== Given instruction ==
Please find all lines in the data that hold the string "Version" and copy them.

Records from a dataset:
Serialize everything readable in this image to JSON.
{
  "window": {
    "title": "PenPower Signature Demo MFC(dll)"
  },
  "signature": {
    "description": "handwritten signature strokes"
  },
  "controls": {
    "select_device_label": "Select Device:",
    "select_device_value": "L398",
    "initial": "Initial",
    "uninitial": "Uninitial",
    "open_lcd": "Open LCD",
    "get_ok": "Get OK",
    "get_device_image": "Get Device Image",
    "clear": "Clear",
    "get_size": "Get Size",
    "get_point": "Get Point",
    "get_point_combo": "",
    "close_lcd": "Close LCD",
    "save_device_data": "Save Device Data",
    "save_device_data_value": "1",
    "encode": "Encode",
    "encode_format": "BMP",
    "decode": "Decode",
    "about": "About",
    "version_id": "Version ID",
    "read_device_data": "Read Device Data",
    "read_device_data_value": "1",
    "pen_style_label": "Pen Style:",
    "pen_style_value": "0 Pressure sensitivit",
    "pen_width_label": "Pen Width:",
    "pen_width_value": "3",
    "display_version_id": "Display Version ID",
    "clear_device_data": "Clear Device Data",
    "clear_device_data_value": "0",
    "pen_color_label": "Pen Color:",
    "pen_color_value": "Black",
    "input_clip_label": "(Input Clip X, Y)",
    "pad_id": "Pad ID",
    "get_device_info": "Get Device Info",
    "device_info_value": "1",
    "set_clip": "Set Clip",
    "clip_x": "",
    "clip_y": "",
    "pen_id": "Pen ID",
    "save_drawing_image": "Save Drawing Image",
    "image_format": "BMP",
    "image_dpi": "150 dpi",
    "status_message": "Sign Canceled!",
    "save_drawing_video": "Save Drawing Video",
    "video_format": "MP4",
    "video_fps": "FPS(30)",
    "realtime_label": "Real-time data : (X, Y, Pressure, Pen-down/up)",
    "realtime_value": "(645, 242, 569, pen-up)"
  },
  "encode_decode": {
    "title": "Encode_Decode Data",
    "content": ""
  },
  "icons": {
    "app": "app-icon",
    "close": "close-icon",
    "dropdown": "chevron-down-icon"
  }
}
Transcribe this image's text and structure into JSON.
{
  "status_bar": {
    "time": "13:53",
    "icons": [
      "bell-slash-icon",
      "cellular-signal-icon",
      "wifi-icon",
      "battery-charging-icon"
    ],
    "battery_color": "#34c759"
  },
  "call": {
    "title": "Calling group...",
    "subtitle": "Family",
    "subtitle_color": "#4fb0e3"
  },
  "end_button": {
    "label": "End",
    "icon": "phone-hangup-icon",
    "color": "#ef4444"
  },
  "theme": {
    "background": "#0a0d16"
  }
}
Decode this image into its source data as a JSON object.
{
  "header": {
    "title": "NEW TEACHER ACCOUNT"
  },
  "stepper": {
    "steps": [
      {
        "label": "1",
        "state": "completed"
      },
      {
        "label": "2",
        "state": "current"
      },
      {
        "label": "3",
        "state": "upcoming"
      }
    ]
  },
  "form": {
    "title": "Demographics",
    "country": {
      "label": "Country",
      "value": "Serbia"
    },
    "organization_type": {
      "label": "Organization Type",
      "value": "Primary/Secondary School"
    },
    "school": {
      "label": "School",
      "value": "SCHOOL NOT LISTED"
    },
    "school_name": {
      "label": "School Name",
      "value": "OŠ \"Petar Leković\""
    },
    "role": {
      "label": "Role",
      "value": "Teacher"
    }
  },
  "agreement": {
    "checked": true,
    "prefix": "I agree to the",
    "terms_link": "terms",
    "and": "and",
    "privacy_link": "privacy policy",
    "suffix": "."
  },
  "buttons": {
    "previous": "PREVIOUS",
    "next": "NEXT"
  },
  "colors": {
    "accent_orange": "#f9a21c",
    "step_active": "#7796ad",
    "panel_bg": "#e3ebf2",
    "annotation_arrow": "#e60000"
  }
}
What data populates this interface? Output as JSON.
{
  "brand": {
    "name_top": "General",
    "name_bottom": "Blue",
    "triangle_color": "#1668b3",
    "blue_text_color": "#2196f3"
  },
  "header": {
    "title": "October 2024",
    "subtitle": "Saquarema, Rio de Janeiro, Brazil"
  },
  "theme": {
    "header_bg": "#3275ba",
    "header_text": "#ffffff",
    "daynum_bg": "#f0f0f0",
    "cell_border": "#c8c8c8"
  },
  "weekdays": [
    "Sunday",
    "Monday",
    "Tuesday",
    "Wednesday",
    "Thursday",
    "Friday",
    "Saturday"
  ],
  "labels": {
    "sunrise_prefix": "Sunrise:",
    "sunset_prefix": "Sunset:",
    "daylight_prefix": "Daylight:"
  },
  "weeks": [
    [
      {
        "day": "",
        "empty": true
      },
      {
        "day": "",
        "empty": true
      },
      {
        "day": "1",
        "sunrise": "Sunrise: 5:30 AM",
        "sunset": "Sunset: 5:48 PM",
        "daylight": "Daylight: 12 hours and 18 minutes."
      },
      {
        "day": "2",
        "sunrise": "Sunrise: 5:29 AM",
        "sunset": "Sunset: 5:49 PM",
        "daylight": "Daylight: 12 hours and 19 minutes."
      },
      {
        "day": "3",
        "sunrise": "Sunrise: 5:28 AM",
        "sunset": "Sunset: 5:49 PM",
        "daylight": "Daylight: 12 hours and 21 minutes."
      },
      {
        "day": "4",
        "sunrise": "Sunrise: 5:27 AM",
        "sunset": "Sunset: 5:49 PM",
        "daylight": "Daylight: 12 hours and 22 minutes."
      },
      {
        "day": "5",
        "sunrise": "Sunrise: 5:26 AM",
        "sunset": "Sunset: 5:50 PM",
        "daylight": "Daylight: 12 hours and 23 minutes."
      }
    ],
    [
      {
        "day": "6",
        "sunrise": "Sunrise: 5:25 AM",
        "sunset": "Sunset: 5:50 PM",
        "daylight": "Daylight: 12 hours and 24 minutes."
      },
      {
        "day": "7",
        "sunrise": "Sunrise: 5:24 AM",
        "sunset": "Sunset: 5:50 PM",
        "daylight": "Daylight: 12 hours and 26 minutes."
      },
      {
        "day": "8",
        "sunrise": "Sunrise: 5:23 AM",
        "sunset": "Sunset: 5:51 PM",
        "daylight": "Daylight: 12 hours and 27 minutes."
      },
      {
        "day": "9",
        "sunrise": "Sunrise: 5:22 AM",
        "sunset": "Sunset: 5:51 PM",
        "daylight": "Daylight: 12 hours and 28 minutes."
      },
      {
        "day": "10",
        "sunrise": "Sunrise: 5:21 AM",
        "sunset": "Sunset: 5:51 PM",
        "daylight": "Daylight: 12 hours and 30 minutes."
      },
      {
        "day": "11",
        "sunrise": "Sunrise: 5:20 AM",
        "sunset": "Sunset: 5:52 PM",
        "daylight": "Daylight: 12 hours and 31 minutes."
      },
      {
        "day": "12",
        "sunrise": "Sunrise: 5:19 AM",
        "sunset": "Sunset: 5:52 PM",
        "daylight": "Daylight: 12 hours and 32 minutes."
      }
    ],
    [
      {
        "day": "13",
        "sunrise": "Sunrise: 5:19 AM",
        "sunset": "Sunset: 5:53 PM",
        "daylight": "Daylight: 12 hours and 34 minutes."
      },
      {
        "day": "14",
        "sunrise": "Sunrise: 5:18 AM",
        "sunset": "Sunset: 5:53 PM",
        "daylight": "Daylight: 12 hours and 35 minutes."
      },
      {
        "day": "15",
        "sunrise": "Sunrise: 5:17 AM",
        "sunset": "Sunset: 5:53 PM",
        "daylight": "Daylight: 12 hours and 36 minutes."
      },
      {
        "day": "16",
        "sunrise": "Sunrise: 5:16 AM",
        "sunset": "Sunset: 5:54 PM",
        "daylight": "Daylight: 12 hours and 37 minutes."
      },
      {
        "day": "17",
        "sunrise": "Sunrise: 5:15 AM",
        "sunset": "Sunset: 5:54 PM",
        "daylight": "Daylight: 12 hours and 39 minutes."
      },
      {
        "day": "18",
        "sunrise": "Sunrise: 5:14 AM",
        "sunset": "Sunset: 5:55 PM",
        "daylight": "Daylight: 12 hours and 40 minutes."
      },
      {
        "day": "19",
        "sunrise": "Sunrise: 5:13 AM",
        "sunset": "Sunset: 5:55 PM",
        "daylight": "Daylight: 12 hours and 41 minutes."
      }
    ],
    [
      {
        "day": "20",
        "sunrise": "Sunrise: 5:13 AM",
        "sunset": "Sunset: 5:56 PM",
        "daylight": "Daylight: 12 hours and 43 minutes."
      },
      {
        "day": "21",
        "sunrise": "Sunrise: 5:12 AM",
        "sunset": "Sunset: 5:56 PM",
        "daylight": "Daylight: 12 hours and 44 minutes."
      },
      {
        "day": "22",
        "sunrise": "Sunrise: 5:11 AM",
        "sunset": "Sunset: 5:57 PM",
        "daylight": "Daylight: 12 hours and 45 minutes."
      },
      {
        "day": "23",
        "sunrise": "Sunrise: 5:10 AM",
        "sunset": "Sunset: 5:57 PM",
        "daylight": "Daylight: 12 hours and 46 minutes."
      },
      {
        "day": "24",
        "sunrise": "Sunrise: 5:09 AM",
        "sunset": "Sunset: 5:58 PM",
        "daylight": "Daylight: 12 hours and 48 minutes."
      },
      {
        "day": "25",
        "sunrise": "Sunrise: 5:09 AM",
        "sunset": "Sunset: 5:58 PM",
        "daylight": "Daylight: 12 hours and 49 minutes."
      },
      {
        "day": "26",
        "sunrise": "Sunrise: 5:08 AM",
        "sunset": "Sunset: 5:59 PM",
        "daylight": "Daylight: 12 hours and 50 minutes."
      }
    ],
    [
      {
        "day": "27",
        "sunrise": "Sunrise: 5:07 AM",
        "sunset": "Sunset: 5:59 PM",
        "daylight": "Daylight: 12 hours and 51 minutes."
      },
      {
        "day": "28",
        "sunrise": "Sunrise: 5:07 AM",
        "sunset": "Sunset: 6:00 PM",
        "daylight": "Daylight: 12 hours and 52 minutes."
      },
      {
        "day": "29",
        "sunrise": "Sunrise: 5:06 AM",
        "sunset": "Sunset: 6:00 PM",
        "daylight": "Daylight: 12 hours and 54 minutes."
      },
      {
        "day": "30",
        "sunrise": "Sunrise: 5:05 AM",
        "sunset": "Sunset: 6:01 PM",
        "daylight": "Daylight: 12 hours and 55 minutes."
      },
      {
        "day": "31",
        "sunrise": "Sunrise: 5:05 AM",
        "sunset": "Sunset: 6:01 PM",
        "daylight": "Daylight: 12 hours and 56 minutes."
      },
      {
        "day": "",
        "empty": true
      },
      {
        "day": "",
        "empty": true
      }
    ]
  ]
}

== Written answer ==
    "version_id": "Version ID",
    "display_version_id": "Display Version ID",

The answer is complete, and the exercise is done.